▶ Passage
◇ ◇ ◇ ◇ ◇

And then there was the thinly-disguised Janeway/Seven of NIne slash novel that barely changed the names . . . .
 
Back when I read slush at Tor, we would occasionally get submissions that were obviously STAR TREK novels with the serial numbers filed off. I still remember the one that began with the "Klargon" battle cruisers activating their "stealthing" devices. :)
:guffaw::guffaw::guffaw:

Heck, sometimes you even see that sort of thing in officially licensed works. Remember John Ford's passing mention of the Klingon television show Battlecruiser Vengeance in The Final Reflection?

Marvel Comics has featured a whole bunch of Superman expys over the years, from Wundarr the Aquarian to Gladiator of the Imperial Guard to a couple different versions of Hyperion of the Squadron Supreme. Steve Englehart co-created the Batman-esque The Shroud for Marvel a couple of years before he got to write the real Batman for DC Comics. DC had the Avengers stand-ins the Champions of Angor around the same time that Roy Thomas introduced the evil Justice League The Squadron Supreme at Marvel. They can come in handy when you want to do things that would never be allowed with the original characters.

A lot of these characters were just intended as one-time in-jokes, but comic books never let anything go. You never know when yesterday's throwaway character becomes part of tomorrow's billion dollar franchise. :)
And then there was the thinly-disguised Janeway/Seven of NIne slash novel that barely changed the names . . . .
...So does this mean that you're NOT green-lighting my Janway/36 of D series proposal? :)
 
I know that Christopher has talked a bit in the Lit Forum about how some of the ideas he originally developed as Star Trek stories have been modified for his original fiction (and possibly the reverse, too. I forget).

Some of David Gerrold's original ideas for what he wanted to do with TNG ended up going into his Star Wolf original novel series. That's a good example of a property that has some similarities with Star Trek, but goes in many directions that ST wouldn't.

◇ ◇ ◇ ◇ ◇

▶ Short task A
Check each statement against the thread about disguised Star Trek stories above and answer yes or no, quoting the words that decide it. (i) Steve Englehart co-created The Shroud after he had written Batman for DC Comics. (ii) The "Klargon" manuscript came in while the poster was reading slush at Tor. (iii) Some of David Gerrold's original ideas for TNG ended up in his Star Wolf series.
▶ Short task B
Carry on the thread about disguised Star Trek stories above, starting after its final sentence.

▶ Given entries

◇ ◇ ◇ ◇ ◇

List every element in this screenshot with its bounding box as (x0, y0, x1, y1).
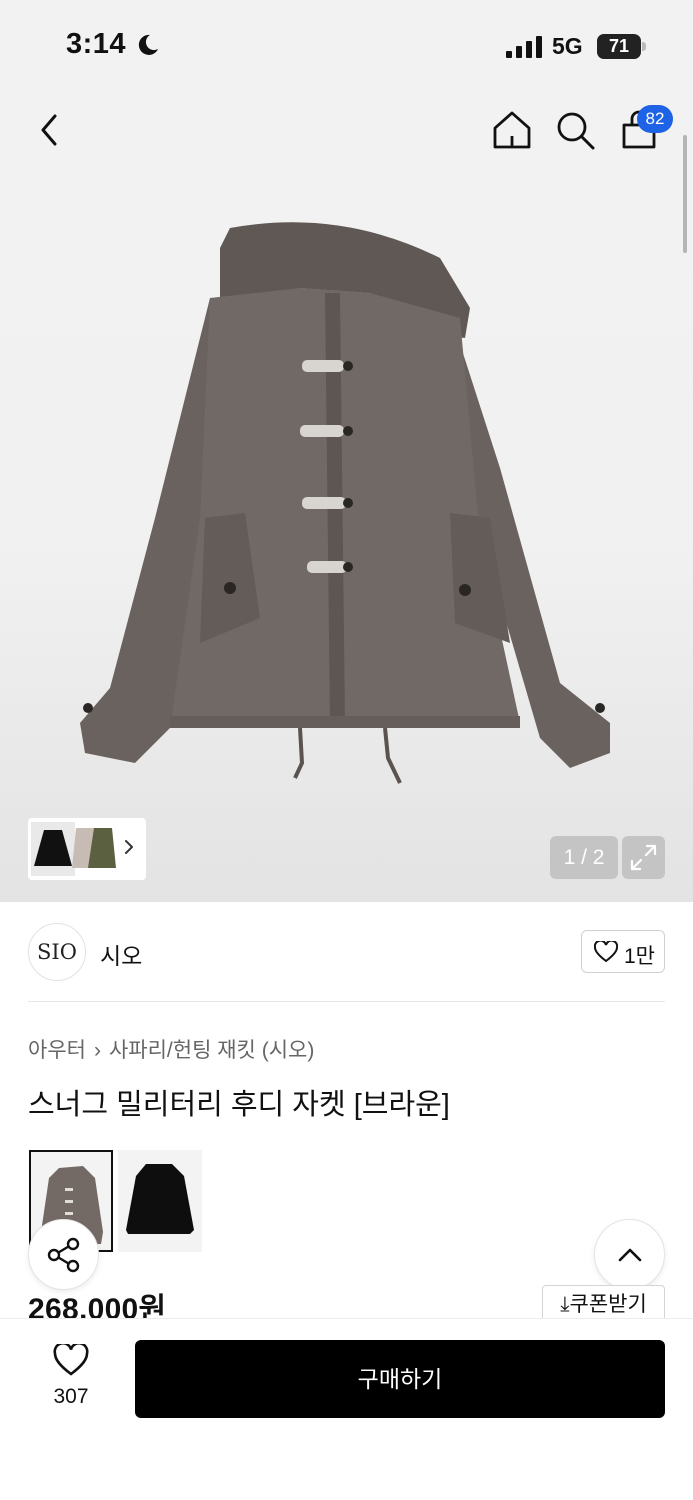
home-icon[interactable] (490, 108, 534, 152)
status-bar: 3:14 5G 71 (0, 0, 693, 95)
heart-icon (53, 1344, 89, 1376)
cart-count-badge: 82 (637, 105, 673, 133)
image-counter: 1 / 2 (550, 836, 618, 879)
product-page: 3:14 5G 71 82 1 / 2 SIO 시오 1만 아우터 › 사파리/… (0, 0, 693, 1500)
scroll-indicator[interactable] (683, 135, 687, 253)
scroll-top-button[interactable] (594, 1219, 665, 1290)
brand-logo[interactable]: SIO (28, 923, 86, 981)
network-label: 5G (552, 33, 583, 59)
brand-like-count: 1만 (624, 945, 655, 968)
chevron-right-icon[interactable] (120, 832, 138, 862)
share-button[interactable] (28, 1219, 99, 1290)
signal-icon (506, 36, 542, 58)
download-icon: ⤓ (560, 1293, 570, 1316)
breadcrumb: 아우터 › 사파리/헌팅 재킷 (시오) (28, 1034, 314, 1064)
moon-icon (138, 34, 158, 55)
wishlist-button[interactable]: 307 (40, 1342, 102, 1414)
coupon-label: 쿠폰받기 (569, 1293, 647, 1316)
heart-icon (594, 941, 618, 963)
variant-black[interactable] (118, 1150, 202, 1252)
breadcrumb-item[interactable]: 사파리/헌팅 재킷 (시오) (109, 1039, 314, 1062)
back-chevron-icon[interactable] (28, 108, 72, 152)
buy-button[interactable]: 구매하기 (135, 1340, 665, 1418)
battery-level: 71 (608, 36, 630, 56)
status-time: 3:14 (66, 28, 127, 60)
breadcrumb-item[interactable]: 아우터 (28, 1039, 86, 1062)
chevron-right-icon: › (93, 1039, 101, 1062)
chevron-up-icon (618, 1248, 642, 1262)
expand-icon[interactable] (622, 836, 665, 879)
search-icon[interactable] (553, 108, 597, 152)
brand-like-button[interactable]: 1만 (581, 930, 665, 973)
divider (28, 1001, 665, 1002)
wishlist-count: 307 (53, 1385, 89, 1408)
product-title: 스너그 밀리터리 후디 자켓 [브라운] (28, 1089, 450, 1121)
share-icon (47, 1237, 80, 1273)
battery-icon: 71 (597, 34, 647, 59)
brand-name[interactable]: 시오 (100, 937, 142, 971)
product-image[interactable] (70, 218, 620, 788)
product-gallery[interactable]: 3:14 5G 71 82 1 / 2 (0, 0, 693, 902)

◇ ◇ ◇ ◇ ◇

▶ Written reply A
(i) No: "Steve Englehart co-created the Batman-esque The Shroud for Marvel a couple of years before he got to write the real Batman for DC Comics."
(ii) Yes: "Back when I read slush at Tor, we would occasionally get submissions that were obviously STAR TREK novels with the serial numbers filed off. I still remember the one that began with the "Klargon" battle cruisers activating their "stealthing" devices."
(iii) Yes: "Some of David Gerrold's original ideas for what he wanted to do with TNG ended up going into his Star Wolf original novel series."

▶ Written reply B
And heck, you can see the TOS influence all over J. Michael Straczynski's Babylon 5, from some of the character dynamics, to the freelance writers he used, to even the name of the security chief. Of course, JMS also peppered in influences from other areas to B5, like Jungian psychology and The Lord of the Rings, which also made the resulting B5 series a lot more than a Trek knockoff. And he made a point of doing stories you'd never see on Trek, like the first season B5 story where all the station's dockworkers went on strike.
 
I know that Christopher has talked a bit in the Lit Forum about how some of the ideas he originally developed as Star Trek stories have been modified for his original fiction (and possibly the reverse, too. I forget)..

Oh, we all cannibalize our rejects. I turned a rejected VOYAGER pitch into a FARSCAPE story, and later turned a rejected FIREFLY outline into a TERMINATOR novel. (Changing Seven of Nine into Aeryn Sun was surprisingly easy.)

Waste not, want not! :)
 
Oh, we all cannibalize our rejects. I turned a rejected VOYAGER pitch into a FARSCAPE story, and later turned a rejected FIREFLY outline into a TERMINATOR novel. (Changing Seven of Nine into Aeryn Sun was surprisingly easy.)

Waste not, want not! :)
Oh, sure. I didn't mean to suggest that that habit was unique to Christopher. He was just the first example that sprung to mind because he's talked about it a fair amount.
 
Oh, we all cannibalize our rejects. I turned a rejected VOYAGER pitch into a FARSCAPE story, and later turned a rejected FIREFLY outline into a TERMINATOR novel. (Changing Seven of Nine into Aeryn Sun was surprisingly easy.)

Waste not, want not! :)
I am now more intrigued by this Farscape story.